--- Start of The data ---

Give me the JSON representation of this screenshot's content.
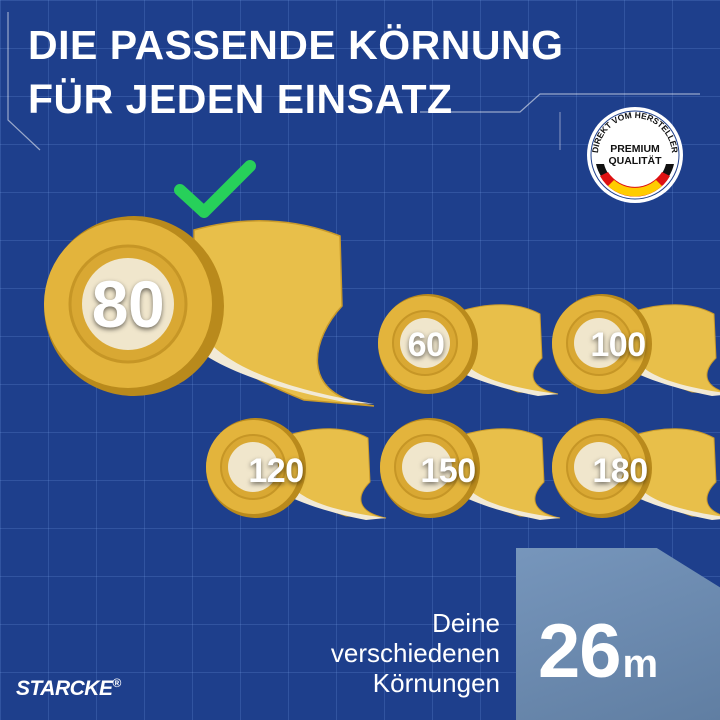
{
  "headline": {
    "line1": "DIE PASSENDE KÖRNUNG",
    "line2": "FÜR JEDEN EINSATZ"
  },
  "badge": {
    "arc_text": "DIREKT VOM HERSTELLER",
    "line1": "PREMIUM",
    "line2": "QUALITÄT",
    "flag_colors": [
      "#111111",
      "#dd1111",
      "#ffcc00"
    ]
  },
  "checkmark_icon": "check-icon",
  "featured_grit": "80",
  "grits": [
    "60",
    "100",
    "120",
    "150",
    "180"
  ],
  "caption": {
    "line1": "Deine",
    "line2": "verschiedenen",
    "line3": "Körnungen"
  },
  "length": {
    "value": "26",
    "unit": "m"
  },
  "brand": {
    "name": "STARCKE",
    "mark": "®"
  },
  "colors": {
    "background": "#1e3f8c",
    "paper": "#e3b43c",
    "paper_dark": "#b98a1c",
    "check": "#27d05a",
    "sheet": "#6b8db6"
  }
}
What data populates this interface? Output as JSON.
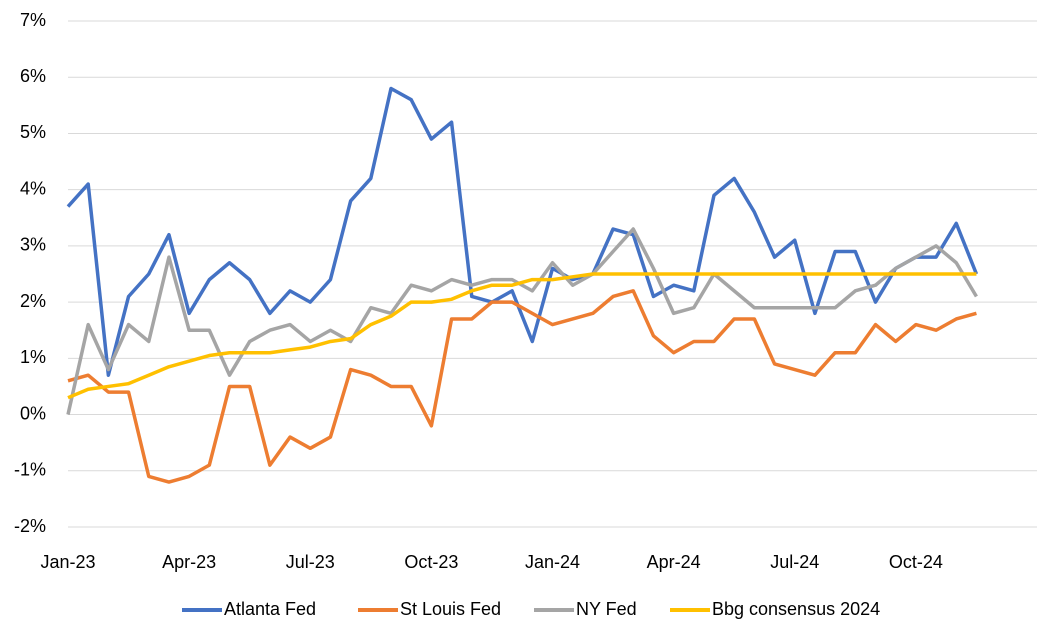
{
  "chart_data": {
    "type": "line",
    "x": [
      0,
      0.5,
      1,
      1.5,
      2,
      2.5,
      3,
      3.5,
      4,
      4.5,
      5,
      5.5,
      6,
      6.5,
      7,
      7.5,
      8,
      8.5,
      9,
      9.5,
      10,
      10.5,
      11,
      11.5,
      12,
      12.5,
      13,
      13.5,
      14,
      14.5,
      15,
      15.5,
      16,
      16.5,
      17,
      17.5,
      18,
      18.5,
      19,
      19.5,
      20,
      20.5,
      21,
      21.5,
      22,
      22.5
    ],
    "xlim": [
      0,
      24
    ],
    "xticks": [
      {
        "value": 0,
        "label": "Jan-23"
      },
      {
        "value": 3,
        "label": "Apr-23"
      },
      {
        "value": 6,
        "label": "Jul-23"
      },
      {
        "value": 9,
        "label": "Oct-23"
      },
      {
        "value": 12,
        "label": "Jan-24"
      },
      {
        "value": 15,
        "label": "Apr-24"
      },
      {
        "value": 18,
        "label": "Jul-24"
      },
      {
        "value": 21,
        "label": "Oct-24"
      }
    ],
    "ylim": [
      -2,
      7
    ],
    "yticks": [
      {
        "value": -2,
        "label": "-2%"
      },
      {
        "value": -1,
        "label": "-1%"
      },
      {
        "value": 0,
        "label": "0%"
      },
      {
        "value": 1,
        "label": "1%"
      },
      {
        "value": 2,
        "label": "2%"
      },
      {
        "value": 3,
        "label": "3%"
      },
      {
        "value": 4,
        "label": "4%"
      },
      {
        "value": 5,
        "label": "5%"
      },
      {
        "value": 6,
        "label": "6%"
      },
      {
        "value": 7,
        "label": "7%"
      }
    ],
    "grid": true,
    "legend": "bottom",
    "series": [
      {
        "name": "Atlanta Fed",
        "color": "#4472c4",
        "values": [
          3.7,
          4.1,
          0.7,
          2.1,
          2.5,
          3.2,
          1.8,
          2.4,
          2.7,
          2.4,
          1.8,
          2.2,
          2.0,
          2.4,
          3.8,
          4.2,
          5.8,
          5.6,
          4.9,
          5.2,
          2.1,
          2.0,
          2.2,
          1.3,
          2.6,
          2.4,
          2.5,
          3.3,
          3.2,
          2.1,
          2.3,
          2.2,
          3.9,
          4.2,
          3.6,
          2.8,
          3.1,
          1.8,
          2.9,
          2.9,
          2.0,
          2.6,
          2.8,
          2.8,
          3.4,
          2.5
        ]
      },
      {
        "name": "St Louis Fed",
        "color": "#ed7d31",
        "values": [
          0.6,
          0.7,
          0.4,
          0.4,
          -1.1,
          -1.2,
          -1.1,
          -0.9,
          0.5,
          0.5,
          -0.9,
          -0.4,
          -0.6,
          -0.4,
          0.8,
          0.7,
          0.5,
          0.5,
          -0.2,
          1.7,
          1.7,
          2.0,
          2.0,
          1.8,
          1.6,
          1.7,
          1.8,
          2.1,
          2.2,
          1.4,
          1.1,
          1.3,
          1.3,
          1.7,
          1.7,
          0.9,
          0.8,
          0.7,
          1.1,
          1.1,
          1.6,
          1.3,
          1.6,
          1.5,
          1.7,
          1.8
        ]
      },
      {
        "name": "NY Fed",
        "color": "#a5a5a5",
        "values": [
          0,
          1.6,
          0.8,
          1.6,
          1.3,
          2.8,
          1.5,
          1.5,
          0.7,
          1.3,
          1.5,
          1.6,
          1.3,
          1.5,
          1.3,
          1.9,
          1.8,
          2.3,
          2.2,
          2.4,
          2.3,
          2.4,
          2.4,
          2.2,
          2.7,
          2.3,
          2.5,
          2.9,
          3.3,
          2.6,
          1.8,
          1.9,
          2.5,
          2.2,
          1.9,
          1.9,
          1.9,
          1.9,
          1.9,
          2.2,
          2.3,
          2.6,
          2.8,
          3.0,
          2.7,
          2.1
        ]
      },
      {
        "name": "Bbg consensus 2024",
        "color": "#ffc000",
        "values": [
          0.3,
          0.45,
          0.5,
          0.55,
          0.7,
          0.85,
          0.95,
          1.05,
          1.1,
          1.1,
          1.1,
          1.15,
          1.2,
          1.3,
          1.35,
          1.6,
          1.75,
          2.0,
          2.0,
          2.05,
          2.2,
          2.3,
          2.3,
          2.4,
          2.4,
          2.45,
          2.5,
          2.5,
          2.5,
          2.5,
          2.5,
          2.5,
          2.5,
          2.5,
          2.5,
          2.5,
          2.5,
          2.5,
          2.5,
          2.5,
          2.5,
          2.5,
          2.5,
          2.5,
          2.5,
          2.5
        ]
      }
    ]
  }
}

--- End of The data ---
--- Start of The data ---

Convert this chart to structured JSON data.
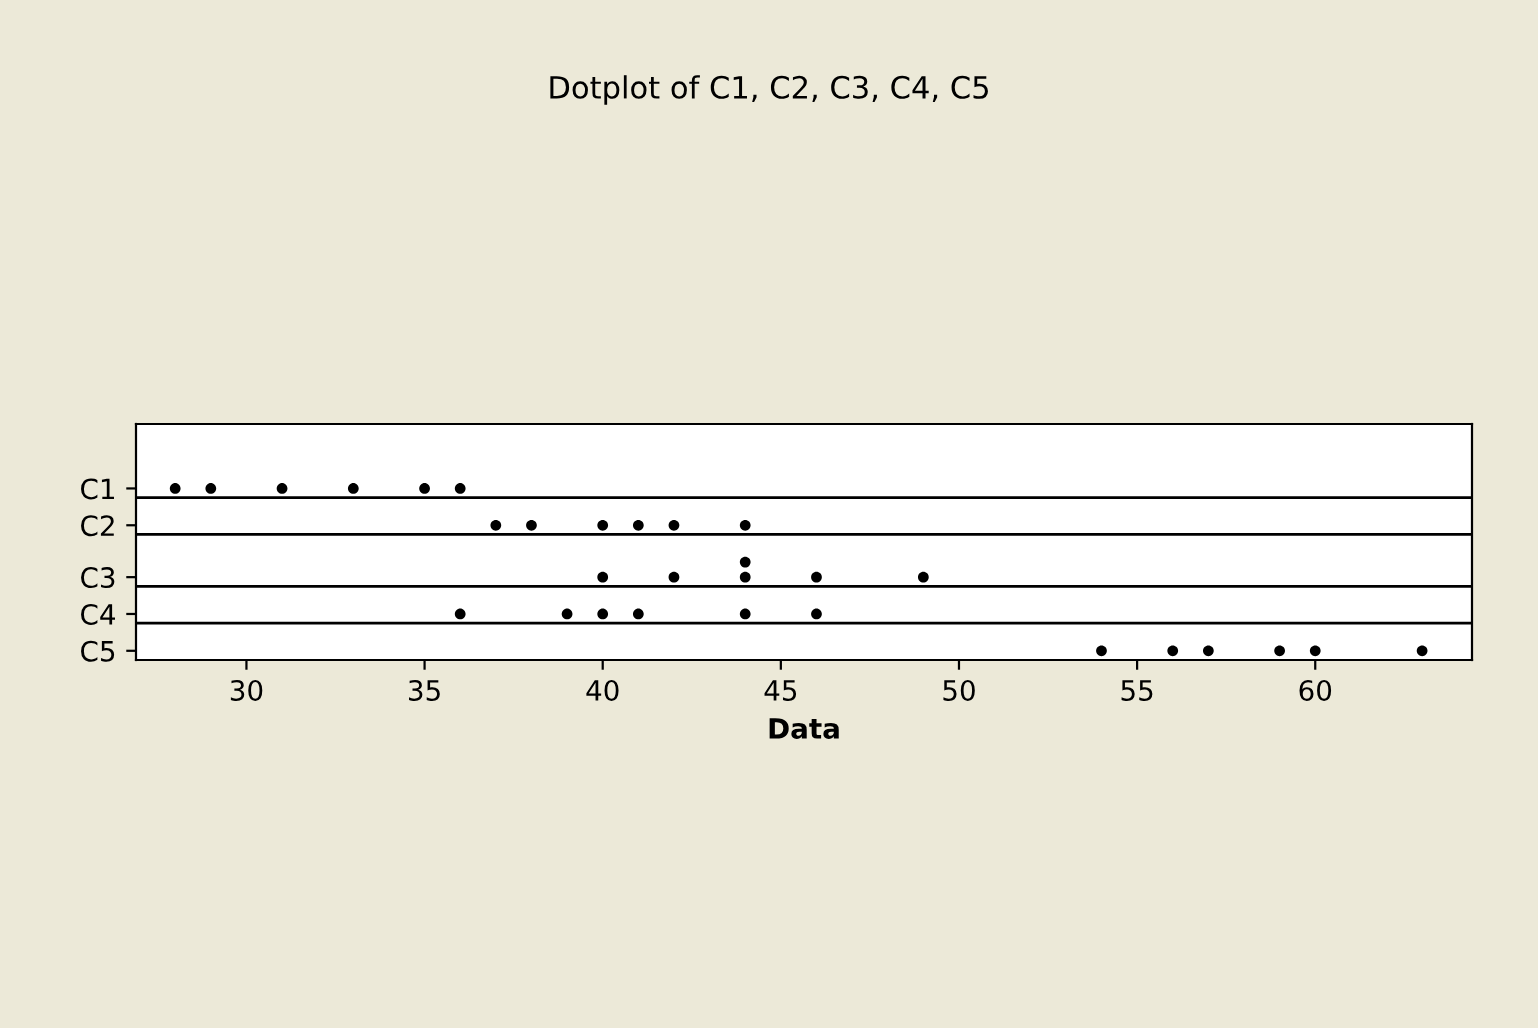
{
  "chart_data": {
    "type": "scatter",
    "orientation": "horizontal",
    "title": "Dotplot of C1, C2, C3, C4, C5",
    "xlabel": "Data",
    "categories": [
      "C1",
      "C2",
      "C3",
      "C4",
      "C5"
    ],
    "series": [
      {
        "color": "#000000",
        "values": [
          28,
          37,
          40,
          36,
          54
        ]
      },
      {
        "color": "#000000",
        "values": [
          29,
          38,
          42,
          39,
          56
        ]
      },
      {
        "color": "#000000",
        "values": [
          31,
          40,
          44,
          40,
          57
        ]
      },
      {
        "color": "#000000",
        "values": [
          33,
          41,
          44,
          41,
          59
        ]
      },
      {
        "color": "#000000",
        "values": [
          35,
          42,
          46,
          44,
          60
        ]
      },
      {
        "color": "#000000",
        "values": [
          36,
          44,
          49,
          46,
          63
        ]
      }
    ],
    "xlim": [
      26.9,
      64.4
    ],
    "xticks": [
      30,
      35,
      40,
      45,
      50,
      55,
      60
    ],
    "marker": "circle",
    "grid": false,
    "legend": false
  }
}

--- End of The data ---
--- Start of The data ---

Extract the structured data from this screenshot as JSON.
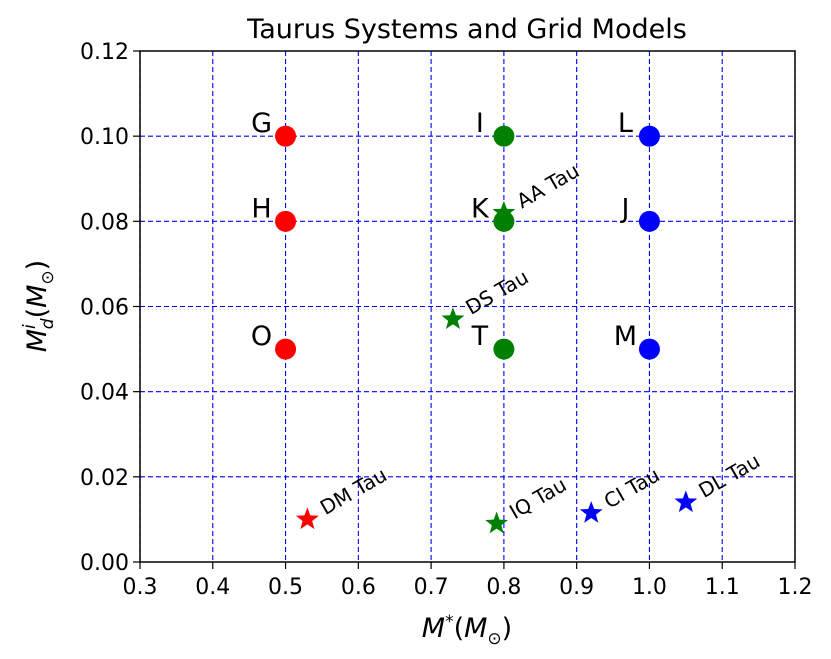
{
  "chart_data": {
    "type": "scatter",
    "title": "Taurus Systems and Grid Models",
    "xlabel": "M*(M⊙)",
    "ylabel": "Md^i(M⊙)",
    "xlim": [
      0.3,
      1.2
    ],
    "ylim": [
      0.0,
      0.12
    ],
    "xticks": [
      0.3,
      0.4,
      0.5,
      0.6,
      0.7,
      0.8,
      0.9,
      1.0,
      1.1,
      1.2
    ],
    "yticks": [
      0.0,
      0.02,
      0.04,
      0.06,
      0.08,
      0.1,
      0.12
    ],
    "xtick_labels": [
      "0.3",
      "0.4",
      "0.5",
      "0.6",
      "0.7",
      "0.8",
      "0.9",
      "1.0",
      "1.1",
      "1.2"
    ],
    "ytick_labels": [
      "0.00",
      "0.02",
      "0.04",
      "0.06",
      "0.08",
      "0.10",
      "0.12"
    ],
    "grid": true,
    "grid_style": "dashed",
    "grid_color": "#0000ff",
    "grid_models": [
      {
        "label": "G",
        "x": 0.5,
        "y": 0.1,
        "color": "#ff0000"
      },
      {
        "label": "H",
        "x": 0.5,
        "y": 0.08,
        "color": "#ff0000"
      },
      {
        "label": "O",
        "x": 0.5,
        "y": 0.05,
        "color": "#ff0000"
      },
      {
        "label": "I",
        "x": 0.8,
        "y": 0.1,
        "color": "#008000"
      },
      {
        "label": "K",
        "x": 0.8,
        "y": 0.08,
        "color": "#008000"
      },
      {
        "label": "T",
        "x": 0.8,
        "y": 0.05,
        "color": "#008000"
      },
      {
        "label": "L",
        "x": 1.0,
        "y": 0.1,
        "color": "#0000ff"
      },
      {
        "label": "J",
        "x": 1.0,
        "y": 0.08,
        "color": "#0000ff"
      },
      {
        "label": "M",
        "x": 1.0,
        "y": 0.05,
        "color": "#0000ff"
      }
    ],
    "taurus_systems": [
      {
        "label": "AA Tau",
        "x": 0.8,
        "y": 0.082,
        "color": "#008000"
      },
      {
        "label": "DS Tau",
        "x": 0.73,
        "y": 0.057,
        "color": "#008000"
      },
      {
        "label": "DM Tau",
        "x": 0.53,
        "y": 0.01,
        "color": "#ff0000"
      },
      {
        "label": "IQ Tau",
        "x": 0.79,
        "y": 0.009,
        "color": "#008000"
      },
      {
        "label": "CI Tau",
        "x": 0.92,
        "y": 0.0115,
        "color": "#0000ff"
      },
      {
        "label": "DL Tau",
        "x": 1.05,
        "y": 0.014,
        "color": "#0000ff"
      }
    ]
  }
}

--- End of The data ---

**What you have to do**:
Locate the lines above that contain "this" and copy them.

**Worked solution**:
Give me the JSON representation of this screenshot's content.
What data populates this interface? Output as JSON.
Convert this chart to structured JSON data.
Extract the structured data from this screenshot as JSON.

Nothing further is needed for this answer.